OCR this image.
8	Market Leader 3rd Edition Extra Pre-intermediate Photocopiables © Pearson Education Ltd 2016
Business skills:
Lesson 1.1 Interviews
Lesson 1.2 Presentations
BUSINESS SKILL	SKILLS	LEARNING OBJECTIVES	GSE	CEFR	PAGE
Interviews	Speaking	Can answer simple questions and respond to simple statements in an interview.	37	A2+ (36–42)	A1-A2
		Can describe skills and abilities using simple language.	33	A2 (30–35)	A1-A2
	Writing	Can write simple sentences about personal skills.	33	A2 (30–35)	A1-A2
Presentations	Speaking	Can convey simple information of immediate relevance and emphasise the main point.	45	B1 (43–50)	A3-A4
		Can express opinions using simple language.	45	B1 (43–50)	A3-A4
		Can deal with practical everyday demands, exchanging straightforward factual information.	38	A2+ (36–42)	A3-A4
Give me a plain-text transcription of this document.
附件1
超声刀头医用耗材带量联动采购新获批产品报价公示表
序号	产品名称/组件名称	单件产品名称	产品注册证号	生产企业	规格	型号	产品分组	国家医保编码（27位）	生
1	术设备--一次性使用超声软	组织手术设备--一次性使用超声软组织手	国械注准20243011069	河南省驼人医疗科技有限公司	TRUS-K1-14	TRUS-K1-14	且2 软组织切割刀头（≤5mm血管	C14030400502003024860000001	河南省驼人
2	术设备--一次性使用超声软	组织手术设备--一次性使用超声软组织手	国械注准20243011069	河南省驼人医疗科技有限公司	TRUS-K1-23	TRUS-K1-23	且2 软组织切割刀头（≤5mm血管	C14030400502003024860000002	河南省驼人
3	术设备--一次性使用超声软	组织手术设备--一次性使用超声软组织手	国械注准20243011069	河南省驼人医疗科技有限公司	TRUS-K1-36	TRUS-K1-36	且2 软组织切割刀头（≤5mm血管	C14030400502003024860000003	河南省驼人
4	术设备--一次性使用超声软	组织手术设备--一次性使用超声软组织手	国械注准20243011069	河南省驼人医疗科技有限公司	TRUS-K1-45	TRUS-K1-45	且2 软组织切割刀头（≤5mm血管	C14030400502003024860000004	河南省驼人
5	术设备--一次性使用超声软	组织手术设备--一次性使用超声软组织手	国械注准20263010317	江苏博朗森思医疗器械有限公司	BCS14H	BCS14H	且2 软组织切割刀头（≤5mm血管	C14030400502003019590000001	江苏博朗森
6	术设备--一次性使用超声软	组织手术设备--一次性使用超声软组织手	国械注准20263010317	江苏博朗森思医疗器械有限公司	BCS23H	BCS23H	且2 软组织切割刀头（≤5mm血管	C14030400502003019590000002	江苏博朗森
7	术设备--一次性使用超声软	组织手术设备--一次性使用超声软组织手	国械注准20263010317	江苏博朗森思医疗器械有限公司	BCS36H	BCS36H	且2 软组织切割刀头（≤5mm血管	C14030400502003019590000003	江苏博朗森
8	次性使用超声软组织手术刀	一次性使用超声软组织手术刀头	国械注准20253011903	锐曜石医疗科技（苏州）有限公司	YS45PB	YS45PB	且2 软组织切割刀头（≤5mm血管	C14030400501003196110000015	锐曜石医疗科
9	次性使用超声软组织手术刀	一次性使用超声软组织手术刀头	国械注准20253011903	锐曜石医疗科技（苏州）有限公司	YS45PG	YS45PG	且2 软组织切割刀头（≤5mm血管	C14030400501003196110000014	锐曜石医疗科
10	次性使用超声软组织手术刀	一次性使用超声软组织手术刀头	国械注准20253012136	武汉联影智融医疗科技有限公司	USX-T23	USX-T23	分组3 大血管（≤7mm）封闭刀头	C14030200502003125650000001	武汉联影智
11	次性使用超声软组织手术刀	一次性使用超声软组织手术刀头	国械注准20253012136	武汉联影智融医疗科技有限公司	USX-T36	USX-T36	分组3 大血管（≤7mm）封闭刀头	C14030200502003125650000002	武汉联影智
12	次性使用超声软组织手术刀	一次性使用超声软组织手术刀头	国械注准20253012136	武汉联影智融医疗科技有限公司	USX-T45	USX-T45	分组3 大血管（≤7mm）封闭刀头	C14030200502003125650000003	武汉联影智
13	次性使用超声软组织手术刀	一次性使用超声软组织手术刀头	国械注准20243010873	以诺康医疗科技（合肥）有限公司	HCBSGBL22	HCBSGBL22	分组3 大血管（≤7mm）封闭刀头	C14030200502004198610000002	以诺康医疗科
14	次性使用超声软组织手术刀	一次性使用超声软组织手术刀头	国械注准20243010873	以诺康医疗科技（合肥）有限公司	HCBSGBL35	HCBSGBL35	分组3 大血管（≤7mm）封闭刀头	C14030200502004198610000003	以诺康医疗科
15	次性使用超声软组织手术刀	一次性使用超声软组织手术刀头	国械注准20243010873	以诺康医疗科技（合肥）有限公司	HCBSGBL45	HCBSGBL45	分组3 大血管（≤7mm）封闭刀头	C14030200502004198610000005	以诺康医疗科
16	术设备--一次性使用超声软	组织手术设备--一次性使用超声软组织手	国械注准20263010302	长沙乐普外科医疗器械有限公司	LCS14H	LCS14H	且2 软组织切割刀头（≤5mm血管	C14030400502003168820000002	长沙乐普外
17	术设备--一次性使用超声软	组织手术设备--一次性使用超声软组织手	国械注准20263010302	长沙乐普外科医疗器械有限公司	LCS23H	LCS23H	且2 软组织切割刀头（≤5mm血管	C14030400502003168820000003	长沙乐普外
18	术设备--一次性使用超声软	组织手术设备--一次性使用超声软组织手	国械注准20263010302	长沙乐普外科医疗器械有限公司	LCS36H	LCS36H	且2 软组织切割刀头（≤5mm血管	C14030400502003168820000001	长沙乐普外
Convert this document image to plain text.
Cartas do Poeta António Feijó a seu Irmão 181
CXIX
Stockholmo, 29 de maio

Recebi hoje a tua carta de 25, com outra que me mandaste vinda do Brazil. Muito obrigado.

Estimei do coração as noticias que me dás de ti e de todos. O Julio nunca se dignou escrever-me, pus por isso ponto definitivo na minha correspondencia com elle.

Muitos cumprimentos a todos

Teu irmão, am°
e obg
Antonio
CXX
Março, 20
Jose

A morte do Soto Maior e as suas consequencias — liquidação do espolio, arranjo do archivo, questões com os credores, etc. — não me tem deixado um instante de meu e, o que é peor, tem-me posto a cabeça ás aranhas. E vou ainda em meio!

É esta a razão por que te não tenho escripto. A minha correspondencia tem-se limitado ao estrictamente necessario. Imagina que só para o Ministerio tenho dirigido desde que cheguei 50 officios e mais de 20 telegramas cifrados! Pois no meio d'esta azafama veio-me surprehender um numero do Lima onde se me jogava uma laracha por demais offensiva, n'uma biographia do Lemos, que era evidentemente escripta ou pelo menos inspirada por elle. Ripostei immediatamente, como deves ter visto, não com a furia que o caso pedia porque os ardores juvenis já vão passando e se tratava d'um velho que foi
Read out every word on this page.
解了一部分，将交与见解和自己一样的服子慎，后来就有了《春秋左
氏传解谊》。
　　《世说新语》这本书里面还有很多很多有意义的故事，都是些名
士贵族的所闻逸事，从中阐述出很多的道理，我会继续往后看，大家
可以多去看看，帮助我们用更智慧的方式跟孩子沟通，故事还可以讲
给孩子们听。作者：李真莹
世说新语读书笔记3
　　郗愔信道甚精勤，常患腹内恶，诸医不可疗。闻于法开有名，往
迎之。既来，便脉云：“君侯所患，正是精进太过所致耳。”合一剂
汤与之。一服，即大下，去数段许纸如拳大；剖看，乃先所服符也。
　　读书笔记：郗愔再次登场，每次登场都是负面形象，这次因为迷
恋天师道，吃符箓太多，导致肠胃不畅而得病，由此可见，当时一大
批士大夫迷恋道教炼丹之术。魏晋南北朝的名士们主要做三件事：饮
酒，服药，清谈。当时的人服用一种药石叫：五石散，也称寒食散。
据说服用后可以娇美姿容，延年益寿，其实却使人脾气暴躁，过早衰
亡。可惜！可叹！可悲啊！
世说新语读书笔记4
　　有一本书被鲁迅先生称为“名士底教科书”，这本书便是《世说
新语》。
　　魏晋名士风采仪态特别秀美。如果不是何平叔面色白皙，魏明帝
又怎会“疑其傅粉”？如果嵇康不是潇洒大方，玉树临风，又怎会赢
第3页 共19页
:::::
Written instruction | Extract the closing run of lines, starting with the one containing "Read out every word on this page." and ending at the last, exactly as written.

Solution |
Read out every word on this page.
解了一部分，将交与见解和自己一样的服子慎，后来就有了《春秋左
氏传解谊》。
　　《世说新语》这本书里面还有很多很多有意义的故事，都是些名
士贵族的所闻逸事，从中阐述出很多的道理，我会继续往后看，大家
可以多去看看，帮助我们用更智慧的方式跟孩子沟通，故事还可以讲
给孩子们听。作者：李真莹
世说新语读书笔记3
　　郗愔信道甚精勤，常患腹内恶，诸医不可疗。闻于法开有名，往
迎之。既来，便脉云：“君侯所患，正是精进太过所致耳。”合一剂
汤与之。一服，即大下，去数段许纸如拳大；剖看，乃先所服符也。
　　读书笔记：郗愔再次登场，每次登场都是负面形象，这次因为迷
恋天师道，吃符箓太多，导致肠胃不畅而得病，由此可见，当时一大
批士大夫迷恋道教炼丹之术。魏晋南北朝的名士们主要做三件事：饮
酒，服药，清谈。当时的人服用一种药石叫：五石散，也称寒食散。
据说服用后可以娇美姿容，延年益寿，其实却使人脾气暴躁，过早衰
亡。可惜！可叹！可悲啊！
世说新语读书笔记4
　　有一本书被鲁迅先生称为“名士底教科书”，这本书便是《世说
新语》。
　　魏晋名士风采仪态特别秀美。如果不是何平叔面色白皙，魏明帝
又怎会“疑其傅粉”？如果嵇康不是潇洒大方，玉树临风，又怎会赢
第3页 共19页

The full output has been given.